* Begin *

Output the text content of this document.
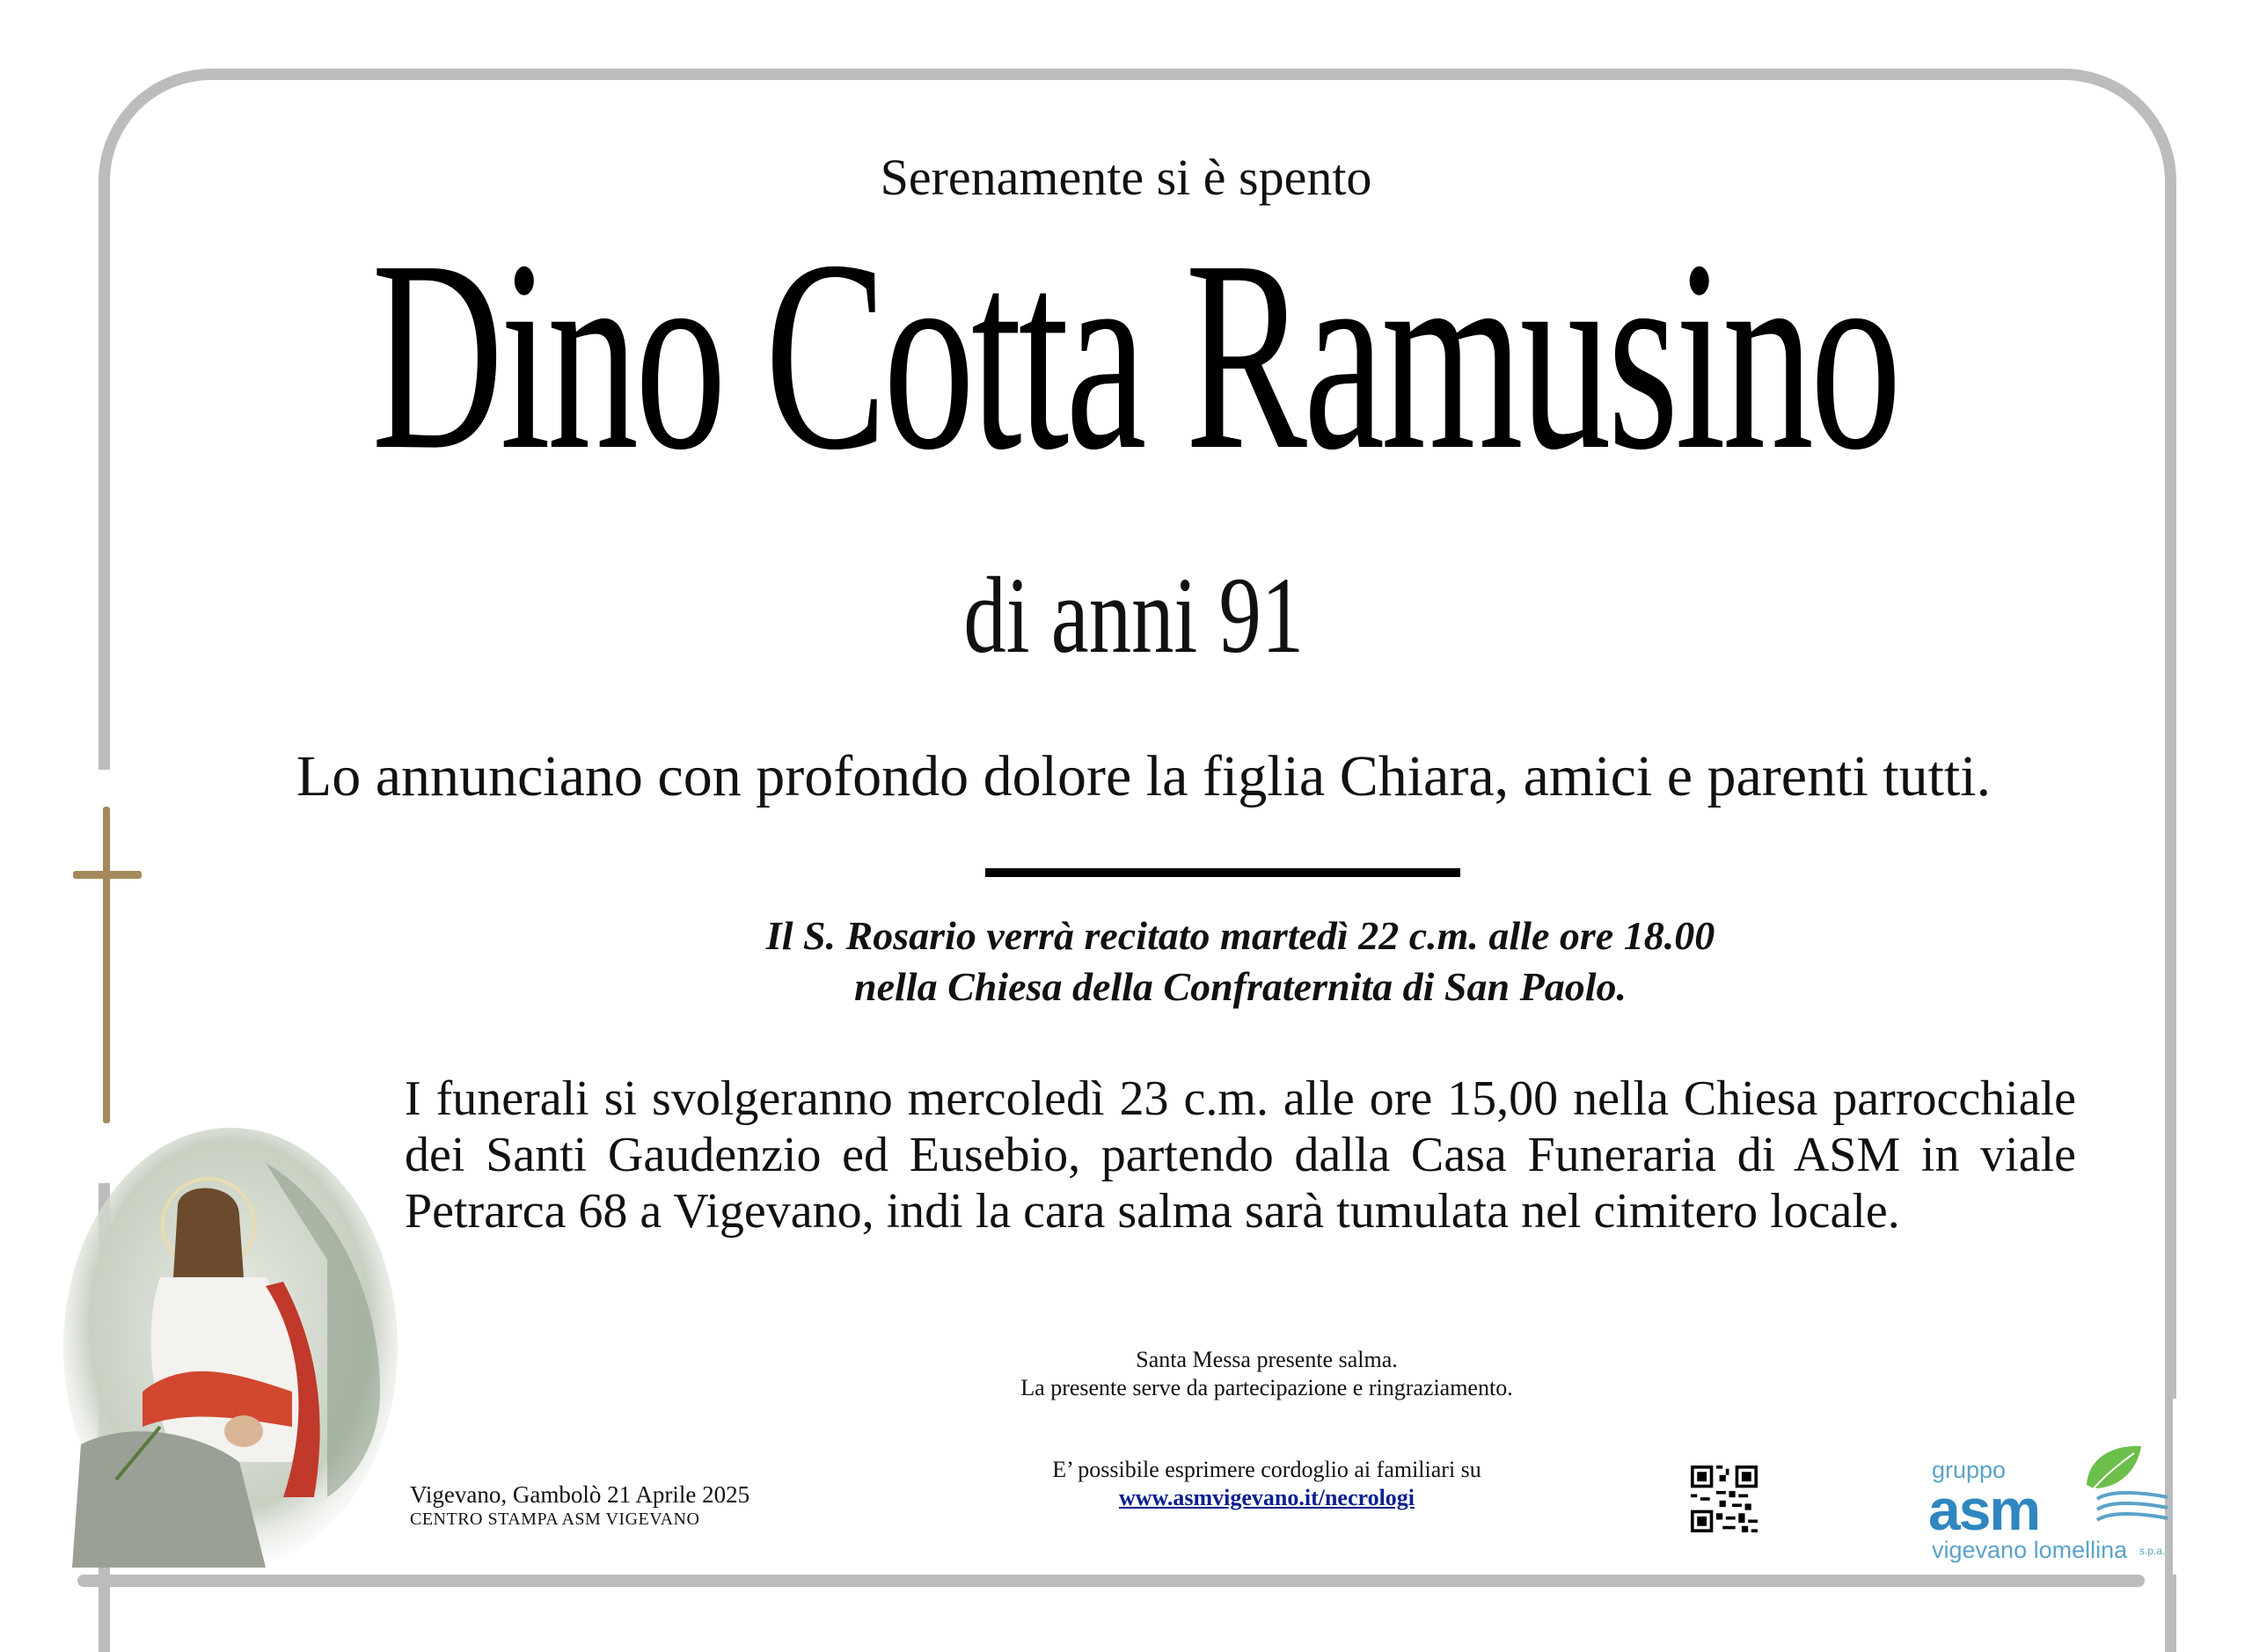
Serenamente si è spento
Dino Cotta Ramusino
di anni 91
Lo annunciano con profondo dolore la figlia Chiara, amici e parenti tutti.
Il S. Rosario verrà recitato martedì 22 c.m. alle ore 18.00
nella Chiesa della Confraternita di San Paolo.
I funerali si svolgeranno mercoledì 23 c.m. alle ore 15,00 nella Chiesa parrocchiale dei Santi Gaudenzio ed Eusebio, partendo dalla Casa Funeraria di ASM in viale Petrarca 68 a Vigevano, indi la cara salma sarà tumulata nel cimitero locale.
Santa Messa presente salma.
La presente serve da partecipazione e ringraziamento.
E’ possibile esprimere cordoglio ai familiari su
www.asmvigevano.it/necrologi
Vigevano, Gambolò 21 Aprile 2025
CENTRO STAMPA ASM VIGEVANO
gruppo
asm
vigevano lomellina s.p.a.
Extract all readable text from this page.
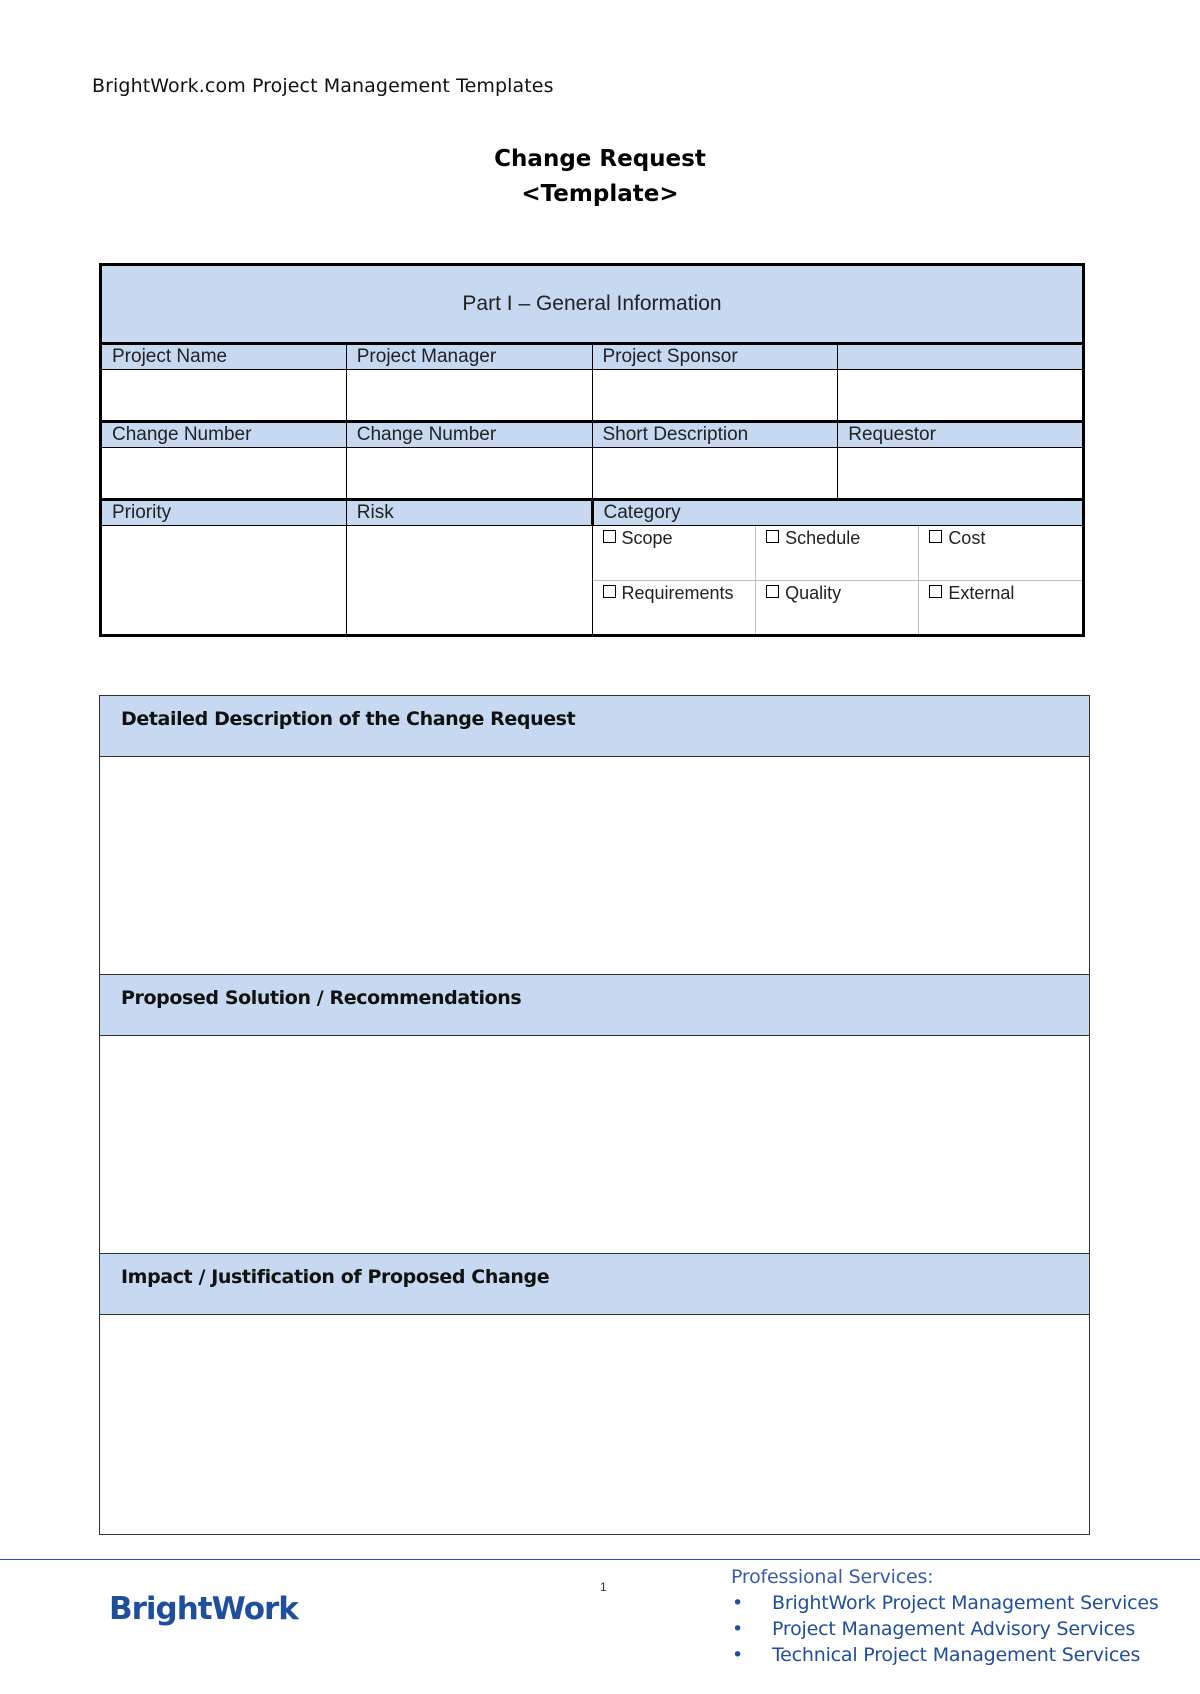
BrightWork.com Project Management Templates
Change Request
<Template>
Part I – General Information
Project Name	Project Manager	Project Sponsor	

Change Number	Change Number	Short Description	Requestor

Priority	Risk	Category

Scope	Schedule	Cost
Requirements	Quality	External
Detailed Description of the Change Request
Proposed Solution / Recommendations
Impact / Justification of Proposed Change
BrightWork
1	Professional Services:
• BrightWork Project Management Services
• Project Management Advisory Services
• Technical Project Management Services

* End *

Exercise description: Repeat the data exactly, excluding the pictures.

Exercise output:
Output the text content of this document.
Serenamente si è spento
Dino Cotta Ramusino
di anni 91
Lo annunciano con profondo dolore la figlia Chiara, amici e parenti tutti.
Il S. Rosario verrà recitato martedì 22 c.m. alle ore 18.00
nella Chiesa della Confraternita di San Paolo.
I funerali si svolgeranno mercoledì 23 c.m. alle ore 15,00 nella Chiesa parrocchiale dei Santi Gaudenzio ed Eusebio, partendo dalla Casa Funeraria di ASM in viale Petrarca 68 a Vigevano, indi la cara salma sarà tumulata nel cimitero locale.
Santa Messa presente salma.
La presente serve da partecipazione e ringraziamento.
E’ possibile esprimere cordoglio ai familiari su
www.asmvigevano.it/necrologi
Vigevano, Gambolò 21 Aprile 2025
CENTRO STAMPA ASM VIGEVANO
gruppo
asm
vigevano lomellina s.p.a.
Extract all readable text from this page.
BrightWork.com Project Management Templates
Change Request
<Template>
Part I – General Information
Project Name	Project Manager	Project Sponsor	

Change Number	Change Number	Short Description	Requestor

Priority	Risk	Category

Scope	Schedule	Cost
Requirements	Quality	External
Detailed Description of the Change Request
Proposed Solution / Recommendations
Impact / Justification of Proposed Change
BrightWork
1	Professional Services:
• BrightWork Project Management Services
• Project Management Advisory Services
• Technical Project Management Services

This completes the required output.